→ **Data for the task**:
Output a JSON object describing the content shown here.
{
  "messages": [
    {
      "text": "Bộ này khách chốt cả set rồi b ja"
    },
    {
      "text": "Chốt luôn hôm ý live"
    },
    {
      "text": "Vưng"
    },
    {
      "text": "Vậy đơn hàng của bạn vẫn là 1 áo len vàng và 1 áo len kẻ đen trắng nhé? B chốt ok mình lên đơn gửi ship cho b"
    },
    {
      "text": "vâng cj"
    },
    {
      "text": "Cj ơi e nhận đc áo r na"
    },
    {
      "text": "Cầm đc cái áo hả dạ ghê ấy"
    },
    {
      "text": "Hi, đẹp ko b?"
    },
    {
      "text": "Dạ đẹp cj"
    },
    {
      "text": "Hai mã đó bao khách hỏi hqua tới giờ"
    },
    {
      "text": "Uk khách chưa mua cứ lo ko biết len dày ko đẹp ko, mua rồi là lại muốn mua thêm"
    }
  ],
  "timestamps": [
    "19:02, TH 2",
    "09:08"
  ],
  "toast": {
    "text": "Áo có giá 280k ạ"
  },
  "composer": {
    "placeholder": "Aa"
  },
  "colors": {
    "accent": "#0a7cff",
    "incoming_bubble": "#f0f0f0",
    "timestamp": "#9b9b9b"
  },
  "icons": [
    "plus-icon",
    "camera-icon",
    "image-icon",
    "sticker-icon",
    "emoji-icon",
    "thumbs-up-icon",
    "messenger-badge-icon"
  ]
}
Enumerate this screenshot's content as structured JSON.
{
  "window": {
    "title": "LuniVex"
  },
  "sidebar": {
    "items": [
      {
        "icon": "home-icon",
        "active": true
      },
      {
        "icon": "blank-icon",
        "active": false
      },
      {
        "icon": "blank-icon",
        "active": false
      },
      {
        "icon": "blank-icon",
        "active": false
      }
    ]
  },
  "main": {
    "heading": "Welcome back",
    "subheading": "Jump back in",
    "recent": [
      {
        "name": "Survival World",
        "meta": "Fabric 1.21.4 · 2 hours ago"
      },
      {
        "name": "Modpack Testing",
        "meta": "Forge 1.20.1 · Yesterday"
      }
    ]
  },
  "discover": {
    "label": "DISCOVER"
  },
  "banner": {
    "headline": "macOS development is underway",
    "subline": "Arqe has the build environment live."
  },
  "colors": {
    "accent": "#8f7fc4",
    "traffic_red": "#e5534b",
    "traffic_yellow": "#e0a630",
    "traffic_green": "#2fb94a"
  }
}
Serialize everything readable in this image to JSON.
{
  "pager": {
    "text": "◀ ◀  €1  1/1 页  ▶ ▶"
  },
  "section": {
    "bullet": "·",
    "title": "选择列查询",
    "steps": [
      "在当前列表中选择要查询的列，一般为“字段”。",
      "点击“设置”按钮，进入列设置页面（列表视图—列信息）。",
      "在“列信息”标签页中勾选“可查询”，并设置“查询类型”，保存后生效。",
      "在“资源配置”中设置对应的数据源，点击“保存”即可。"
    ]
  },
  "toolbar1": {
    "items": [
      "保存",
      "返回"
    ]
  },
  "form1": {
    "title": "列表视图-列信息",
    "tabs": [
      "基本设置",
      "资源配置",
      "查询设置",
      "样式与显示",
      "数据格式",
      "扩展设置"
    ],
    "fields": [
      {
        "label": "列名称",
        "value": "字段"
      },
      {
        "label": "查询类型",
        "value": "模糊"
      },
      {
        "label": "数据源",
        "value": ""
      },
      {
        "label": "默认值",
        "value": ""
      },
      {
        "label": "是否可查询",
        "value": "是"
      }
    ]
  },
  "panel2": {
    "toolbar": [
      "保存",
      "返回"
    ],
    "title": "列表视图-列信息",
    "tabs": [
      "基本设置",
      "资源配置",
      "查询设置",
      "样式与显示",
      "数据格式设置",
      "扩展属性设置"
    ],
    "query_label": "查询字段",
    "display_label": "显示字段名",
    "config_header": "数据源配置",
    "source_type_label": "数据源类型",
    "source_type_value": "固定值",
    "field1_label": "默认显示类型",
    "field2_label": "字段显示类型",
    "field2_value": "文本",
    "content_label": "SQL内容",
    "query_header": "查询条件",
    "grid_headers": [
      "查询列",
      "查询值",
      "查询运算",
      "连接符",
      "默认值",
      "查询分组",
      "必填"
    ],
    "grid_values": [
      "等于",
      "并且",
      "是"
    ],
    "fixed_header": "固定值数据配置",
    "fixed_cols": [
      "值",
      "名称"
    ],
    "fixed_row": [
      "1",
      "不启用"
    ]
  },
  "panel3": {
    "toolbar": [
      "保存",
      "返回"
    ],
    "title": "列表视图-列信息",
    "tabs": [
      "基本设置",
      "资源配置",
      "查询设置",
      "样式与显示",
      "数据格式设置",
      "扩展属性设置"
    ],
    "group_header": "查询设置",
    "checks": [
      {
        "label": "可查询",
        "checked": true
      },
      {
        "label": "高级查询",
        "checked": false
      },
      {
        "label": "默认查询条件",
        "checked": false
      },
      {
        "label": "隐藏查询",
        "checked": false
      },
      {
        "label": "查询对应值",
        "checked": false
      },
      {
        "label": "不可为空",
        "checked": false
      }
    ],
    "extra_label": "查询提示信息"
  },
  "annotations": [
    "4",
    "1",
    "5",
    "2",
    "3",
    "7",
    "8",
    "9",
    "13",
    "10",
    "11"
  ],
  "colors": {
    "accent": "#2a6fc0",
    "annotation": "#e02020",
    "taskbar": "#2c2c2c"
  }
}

→ **Exercise**: Among the entries, how many lines contain the string "live"? Give the number without anything else.

→ **Answer to this exercise**: 2